# STATED TASK
Take every line that has the string "SDTVAR" and copy it out.

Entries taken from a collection
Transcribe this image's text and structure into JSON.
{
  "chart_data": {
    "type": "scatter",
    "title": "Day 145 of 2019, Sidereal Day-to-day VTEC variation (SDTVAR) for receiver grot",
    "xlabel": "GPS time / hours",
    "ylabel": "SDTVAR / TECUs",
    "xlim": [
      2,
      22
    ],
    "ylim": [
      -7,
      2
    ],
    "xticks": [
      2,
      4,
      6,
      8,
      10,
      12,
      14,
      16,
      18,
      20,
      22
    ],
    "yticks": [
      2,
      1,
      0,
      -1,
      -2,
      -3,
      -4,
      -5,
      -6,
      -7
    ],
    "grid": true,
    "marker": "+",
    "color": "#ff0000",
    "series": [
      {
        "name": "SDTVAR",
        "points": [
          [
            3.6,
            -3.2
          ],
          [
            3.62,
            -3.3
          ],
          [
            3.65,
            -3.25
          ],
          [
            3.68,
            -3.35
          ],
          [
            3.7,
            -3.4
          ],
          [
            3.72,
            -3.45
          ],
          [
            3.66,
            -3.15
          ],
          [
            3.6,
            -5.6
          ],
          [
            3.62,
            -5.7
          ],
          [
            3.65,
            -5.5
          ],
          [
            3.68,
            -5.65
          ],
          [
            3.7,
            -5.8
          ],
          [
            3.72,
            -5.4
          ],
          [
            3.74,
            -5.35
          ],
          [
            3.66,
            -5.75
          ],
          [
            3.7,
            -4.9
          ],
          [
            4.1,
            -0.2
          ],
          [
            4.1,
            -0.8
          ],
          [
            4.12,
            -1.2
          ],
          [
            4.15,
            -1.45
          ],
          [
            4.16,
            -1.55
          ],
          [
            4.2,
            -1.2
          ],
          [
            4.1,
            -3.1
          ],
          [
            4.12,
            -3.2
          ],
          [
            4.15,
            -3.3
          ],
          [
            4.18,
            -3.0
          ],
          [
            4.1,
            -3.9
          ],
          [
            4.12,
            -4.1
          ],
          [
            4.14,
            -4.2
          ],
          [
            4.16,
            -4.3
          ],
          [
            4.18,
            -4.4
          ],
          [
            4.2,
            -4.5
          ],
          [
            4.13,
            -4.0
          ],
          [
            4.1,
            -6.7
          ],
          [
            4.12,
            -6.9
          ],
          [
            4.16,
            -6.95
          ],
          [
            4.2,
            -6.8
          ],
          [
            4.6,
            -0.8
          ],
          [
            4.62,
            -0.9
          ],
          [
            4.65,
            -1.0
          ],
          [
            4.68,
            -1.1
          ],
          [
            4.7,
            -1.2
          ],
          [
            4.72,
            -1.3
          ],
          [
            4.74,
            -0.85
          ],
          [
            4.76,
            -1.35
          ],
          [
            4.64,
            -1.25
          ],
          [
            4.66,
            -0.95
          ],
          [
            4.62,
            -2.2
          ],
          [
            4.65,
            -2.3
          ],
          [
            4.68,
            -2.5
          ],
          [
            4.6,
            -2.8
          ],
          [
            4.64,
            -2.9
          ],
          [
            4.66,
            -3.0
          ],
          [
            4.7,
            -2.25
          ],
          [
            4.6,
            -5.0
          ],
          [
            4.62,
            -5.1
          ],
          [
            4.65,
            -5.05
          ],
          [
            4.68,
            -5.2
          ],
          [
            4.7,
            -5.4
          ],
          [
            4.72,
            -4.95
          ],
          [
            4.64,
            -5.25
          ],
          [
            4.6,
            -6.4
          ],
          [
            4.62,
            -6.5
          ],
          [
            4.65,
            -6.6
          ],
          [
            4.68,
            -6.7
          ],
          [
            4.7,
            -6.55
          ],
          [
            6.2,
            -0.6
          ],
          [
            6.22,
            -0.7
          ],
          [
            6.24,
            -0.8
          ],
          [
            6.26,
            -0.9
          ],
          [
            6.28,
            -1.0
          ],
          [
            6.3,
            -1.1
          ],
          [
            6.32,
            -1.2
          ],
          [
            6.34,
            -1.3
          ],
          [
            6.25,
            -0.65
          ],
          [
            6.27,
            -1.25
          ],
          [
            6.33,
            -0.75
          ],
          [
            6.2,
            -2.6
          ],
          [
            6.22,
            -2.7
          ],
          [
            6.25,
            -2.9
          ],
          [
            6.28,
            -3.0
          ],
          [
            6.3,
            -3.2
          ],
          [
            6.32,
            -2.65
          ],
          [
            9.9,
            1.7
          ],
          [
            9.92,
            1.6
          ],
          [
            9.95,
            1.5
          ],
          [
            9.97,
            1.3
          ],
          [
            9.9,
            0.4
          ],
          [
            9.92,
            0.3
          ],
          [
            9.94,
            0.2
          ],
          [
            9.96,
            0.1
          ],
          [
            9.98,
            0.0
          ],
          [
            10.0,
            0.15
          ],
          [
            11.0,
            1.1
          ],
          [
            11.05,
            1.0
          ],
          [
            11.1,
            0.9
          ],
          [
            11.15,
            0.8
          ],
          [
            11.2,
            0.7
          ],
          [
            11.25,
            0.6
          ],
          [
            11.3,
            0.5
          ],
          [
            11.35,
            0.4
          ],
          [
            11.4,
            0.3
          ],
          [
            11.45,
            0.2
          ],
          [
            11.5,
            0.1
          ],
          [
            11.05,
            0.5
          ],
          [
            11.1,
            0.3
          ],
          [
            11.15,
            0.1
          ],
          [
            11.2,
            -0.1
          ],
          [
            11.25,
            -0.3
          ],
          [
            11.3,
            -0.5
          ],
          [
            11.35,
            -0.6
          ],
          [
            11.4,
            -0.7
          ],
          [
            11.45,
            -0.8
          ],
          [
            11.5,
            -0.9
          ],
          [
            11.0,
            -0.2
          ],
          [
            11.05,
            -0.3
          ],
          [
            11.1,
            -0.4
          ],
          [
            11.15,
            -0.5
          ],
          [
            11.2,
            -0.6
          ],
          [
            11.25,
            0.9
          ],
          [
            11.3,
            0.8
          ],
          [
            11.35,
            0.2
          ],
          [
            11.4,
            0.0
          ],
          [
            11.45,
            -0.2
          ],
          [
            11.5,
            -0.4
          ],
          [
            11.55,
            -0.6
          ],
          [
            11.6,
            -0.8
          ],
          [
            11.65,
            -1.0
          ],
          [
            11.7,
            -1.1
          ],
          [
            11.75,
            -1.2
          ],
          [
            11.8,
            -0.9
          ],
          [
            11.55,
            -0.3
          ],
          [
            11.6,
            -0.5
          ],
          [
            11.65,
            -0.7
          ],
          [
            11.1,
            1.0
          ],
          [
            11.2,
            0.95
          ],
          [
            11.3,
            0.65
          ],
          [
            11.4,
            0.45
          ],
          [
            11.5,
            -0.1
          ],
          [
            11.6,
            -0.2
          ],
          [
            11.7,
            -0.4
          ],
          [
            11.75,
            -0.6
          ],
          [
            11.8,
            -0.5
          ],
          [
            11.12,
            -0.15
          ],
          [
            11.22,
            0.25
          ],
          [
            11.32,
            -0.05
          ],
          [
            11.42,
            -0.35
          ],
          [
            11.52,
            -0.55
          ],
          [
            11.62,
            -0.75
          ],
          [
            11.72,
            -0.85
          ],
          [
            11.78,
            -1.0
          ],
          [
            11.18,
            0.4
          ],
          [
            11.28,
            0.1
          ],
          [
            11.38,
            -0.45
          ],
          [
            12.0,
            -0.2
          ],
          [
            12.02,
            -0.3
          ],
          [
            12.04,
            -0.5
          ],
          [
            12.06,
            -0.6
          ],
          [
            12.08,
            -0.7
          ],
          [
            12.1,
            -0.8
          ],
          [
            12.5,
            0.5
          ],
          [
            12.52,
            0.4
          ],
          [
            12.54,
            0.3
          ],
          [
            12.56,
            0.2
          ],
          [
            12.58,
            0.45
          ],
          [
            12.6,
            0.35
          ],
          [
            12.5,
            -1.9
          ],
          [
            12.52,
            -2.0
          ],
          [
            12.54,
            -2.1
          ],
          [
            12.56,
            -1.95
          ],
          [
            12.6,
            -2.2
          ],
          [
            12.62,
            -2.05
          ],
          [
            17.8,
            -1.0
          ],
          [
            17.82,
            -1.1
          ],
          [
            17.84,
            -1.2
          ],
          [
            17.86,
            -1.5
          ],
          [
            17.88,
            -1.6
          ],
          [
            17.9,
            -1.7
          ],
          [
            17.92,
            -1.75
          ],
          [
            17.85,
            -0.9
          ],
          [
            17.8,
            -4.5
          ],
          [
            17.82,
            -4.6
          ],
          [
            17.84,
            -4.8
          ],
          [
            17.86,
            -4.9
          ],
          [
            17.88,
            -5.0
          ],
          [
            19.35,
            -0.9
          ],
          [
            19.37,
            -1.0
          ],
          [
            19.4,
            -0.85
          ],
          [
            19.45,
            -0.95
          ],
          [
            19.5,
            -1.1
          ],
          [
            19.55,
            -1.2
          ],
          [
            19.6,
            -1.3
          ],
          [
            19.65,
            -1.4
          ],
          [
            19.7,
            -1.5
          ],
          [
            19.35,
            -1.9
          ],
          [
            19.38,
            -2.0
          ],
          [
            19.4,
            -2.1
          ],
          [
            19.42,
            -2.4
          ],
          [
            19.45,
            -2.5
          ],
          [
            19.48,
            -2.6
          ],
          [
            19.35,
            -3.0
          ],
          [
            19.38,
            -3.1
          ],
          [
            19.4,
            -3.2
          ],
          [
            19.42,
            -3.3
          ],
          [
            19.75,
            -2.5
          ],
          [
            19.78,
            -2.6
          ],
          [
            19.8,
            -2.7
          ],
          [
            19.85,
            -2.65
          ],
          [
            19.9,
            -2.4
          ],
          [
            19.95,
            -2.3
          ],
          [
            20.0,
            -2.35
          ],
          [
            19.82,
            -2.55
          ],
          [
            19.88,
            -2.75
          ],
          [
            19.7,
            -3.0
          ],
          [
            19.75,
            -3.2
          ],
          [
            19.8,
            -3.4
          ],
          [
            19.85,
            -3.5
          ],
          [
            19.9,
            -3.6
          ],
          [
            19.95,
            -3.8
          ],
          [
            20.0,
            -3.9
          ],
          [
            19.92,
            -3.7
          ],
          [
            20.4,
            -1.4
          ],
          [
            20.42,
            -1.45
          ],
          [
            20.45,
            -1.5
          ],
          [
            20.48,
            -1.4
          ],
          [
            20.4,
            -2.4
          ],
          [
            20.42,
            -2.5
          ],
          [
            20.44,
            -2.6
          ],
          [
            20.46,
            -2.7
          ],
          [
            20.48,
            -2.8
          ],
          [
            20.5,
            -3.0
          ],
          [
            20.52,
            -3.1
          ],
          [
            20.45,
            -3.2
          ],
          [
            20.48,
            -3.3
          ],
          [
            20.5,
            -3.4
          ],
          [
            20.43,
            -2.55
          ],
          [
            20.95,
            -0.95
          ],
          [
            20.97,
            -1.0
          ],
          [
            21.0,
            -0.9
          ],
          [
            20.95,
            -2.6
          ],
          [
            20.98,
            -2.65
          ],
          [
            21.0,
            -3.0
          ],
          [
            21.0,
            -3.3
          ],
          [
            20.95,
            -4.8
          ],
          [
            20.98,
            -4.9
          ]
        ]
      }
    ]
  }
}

# THE ANSWER
    "title": "Day 145 of 2019, Sidereal Day-to-day VTEC variation (SDTVAR) for receiver grot",
    "ylabel": "SDTVAR / TECUs",
        "name": "SDTVAR",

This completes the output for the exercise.